Tally the lines in the following entries that include the word "JSON"; state only the total.

EXTRACTED INFORMATION.

---

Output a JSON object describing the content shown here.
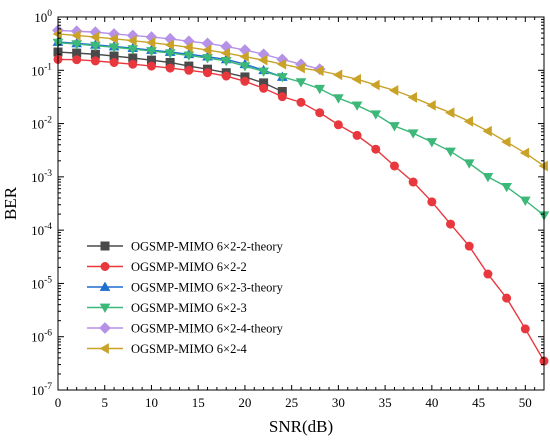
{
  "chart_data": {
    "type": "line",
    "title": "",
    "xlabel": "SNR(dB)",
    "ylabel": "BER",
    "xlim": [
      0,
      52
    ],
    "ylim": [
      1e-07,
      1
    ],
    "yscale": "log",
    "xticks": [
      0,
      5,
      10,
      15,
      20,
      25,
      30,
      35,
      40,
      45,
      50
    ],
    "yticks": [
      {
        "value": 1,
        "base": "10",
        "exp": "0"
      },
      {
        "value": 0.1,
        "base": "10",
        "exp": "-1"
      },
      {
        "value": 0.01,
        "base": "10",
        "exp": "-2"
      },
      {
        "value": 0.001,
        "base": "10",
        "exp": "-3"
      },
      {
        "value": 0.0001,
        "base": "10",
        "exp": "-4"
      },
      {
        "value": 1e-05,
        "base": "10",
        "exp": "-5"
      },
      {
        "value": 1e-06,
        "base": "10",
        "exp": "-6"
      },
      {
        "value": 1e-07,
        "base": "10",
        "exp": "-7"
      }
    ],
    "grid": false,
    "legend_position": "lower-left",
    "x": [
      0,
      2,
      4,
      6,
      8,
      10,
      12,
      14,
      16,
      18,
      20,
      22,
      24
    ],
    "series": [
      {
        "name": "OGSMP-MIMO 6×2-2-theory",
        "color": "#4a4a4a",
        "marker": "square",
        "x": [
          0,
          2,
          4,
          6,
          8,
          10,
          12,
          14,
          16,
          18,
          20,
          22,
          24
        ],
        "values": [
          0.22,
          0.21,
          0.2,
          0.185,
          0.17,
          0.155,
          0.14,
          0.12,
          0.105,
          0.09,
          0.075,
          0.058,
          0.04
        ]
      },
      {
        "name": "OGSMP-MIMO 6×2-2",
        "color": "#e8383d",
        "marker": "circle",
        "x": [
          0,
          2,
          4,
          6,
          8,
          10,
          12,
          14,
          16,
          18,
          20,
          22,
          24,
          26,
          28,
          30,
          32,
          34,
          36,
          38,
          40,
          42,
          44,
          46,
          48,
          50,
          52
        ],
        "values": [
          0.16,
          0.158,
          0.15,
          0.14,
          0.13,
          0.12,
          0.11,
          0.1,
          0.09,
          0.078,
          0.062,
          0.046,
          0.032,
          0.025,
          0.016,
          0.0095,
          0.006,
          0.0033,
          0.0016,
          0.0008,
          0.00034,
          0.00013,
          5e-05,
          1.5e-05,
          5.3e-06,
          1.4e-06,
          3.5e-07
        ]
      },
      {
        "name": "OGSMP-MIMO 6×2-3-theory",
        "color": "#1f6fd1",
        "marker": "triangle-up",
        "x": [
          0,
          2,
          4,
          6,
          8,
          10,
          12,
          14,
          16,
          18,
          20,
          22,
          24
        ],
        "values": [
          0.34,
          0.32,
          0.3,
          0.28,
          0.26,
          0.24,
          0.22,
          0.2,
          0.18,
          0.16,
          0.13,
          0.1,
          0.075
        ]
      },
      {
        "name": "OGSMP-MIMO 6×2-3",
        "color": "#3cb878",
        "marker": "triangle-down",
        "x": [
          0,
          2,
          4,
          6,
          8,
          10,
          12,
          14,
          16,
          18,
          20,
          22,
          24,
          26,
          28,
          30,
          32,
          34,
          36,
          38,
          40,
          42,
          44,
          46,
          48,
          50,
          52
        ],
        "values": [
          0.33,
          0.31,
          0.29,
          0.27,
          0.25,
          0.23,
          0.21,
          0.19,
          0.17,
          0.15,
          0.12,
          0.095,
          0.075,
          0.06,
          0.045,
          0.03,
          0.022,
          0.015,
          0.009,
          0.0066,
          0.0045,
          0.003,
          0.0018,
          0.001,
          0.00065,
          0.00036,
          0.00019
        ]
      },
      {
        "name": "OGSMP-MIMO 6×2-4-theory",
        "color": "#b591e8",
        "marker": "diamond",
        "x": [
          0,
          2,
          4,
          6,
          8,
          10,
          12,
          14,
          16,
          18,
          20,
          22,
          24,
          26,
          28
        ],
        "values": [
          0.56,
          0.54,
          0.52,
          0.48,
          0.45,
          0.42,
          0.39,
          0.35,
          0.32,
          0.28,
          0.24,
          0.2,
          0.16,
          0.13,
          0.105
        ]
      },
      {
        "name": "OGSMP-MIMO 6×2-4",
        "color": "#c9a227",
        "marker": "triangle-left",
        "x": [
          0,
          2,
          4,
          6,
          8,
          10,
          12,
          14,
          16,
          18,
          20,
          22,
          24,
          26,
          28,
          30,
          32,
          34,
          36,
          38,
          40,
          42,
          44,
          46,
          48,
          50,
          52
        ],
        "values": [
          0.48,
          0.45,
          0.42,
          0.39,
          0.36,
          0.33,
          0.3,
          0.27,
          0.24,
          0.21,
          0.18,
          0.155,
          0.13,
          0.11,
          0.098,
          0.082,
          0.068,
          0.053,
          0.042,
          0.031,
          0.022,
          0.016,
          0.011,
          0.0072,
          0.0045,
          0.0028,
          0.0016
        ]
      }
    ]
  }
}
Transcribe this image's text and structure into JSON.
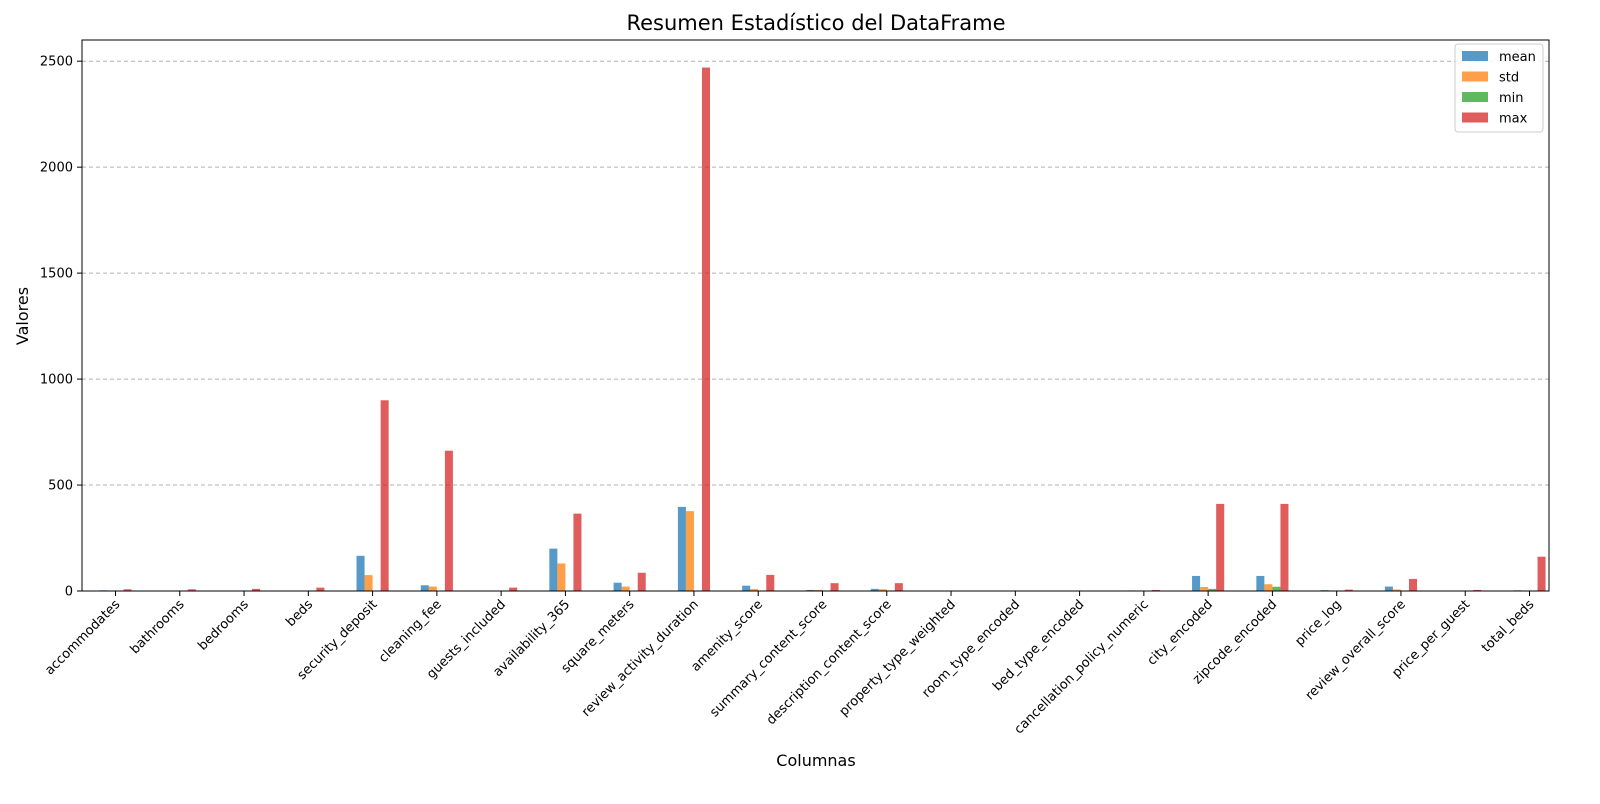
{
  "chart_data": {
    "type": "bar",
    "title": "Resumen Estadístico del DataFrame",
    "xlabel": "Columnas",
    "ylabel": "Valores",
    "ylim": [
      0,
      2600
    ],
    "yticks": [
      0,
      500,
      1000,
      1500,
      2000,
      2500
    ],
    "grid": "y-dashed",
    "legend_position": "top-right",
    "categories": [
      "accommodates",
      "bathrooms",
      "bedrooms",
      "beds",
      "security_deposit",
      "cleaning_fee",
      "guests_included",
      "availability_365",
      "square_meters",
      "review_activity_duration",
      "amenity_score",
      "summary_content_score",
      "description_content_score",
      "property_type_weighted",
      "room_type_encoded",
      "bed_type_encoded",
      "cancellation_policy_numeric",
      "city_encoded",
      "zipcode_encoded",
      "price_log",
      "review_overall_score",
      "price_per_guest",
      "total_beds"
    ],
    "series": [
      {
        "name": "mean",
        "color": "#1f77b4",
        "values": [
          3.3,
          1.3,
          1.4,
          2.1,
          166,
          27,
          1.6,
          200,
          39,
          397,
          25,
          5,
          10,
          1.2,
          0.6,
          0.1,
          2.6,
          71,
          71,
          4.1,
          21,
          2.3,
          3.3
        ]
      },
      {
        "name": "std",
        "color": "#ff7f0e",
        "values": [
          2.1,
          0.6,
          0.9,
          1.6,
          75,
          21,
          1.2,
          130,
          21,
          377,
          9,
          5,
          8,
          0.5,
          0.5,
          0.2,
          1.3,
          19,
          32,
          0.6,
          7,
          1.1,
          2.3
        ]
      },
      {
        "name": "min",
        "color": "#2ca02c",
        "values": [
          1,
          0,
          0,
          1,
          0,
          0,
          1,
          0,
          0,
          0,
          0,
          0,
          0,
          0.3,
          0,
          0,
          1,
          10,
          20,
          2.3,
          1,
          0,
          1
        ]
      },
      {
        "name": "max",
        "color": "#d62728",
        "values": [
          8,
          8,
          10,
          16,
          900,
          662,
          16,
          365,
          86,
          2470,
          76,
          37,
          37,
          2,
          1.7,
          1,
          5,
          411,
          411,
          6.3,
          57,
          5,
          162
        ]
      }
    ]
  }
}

---

SOLUTION TO THIS EXERCISE.
2